▶ [WRITTEN REQUEST]: Take each line that has the word "Curso" and return it.

*** RECORDED INFORMATION ***

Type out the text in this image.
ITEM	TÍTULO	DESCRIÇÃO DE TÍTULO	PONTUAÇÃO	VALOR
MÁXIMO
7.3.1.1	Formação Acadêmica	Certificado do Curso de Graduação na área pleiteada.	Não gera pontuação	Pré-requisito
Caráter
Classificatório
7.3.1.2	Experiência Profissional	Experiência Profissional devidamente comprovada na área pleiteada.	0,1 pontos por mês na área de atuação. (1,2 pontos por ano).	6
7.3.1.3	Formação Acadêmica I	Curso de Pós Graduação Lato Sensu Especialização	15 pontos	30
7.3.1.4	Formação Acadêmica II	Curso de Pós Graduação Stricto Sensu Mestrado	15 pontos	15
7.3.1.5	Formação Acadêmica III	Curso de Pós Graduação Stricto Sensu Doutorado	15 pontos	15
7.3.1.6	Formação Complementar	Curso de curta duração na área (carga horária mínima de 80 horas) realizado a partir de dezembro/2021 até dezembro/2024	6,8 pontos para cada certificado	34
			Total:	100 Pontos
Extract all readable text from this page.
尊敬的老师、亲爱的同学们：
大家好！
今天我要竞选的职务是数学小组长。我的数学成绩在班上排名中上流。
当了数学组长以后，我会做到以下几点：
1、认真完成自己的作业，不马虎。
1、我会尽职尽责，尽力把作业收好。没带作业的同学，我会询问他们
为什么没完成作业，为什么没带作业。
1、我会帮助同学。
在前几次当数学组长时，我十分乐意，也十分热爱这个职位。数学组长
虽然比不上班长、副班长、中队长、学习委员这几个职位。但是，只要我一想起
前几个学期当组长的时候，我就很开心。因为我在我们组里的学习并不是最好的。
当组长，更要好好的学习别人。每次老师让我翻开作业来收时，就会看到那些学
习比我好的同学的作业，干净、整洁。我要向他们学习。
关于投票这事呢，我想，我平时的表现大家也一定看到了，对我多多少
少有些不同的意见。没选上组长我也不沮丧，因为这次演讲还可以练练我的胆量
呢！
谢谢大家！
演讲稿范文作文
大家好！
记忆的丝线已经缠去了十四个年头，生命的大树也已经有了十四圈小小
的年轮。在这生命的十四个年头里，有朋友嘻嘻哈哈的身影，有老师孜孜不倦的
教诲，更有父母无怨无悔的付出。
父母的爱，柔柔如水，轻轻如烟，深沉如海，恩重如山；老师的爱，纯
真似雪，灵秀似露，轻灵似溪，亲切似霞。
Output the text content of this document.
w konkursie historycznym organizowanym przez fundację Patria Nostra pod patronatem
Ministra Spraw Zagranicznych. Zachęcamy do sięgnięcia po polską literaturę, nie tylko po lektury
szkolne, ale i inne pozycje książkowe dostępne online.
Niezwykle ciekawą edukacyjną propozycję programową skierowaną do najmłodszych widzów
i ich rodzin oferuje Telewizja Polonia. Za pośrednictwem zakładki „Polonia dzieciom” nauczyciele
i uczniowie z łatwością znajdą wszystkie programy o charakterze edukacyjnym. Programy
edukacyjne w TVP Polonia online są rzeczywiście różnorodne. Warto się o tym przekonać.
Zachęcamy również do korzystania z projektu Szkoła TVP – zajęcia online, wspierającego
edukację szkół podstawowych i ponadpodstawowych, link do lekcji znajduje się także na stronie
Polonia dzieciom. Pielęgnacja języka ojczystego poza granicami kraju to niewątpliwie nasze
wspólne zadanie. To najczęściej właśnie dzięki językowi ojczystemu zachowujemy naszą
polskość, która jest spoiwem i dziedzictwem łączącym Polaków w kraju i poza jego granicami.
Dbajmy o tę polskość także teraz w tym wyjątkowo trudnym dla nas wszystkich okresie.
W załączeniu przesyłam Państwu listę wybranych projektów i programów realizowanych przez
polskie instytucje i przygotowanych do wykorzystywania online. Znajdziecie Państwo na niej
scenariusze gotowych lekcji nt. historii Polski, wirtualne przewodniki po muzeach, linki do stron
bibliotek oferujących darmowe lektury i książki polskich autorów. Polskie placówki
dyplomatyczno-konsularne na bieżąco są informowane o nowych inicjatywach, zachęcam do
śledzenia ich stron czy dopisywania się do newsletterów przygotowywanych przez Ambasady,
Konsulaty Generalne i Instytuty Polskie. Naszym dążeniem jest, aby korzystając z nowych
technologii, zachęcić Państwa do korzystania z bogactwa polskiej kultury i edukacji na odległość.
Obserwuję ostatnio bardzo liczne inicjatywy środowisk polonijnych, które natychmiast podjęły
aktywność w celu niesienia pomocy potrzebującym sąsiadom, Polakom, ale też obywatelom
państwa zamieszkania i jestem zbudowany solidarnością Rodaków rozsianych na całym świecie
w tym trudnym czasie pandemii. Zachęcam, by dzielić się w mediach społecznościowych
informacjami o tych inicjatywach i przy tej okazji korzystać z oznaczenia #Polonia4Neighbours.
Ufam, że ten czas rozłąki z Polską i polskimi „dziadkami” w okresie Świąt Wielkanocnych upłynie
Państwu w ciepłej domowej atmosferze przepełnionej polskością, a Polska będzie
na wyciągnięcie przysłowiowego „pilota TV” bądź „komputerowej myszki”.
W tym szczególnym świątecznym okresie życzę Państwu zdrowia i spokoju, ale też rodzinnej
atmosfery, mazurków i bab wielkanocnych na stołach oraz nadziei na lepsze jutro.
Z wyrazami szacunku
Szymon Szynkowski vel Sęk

***

▶ [TASK ANSWER]:
7.3.1.1	Formação Acadêmica	Certificado do Curso de Graduação na área pleiteada.	Não gera pontuação	Pré-requisito
7.3.1.3	Formação Acadêmica I	Curso de Pós Graduação Lato Sensu Especialização	15 pontos	30
7.3.1.4	Formação Acadêmica II	Curso de Pós Graduação Stricto Sensu Mestrado	15 pontos	15
7.3.1.5	Formação Acadêmica III	Curso de Pós Graduação Stricto Sensu Doutorado	15 pontos	15
7.3.1.6	Formação Complementar	Curso de curta duração na área (carga horária mínima de 80 horas) realizado a partir de dezembro/2021 até dezembro/2024	6,8 pontos para cada certificado	34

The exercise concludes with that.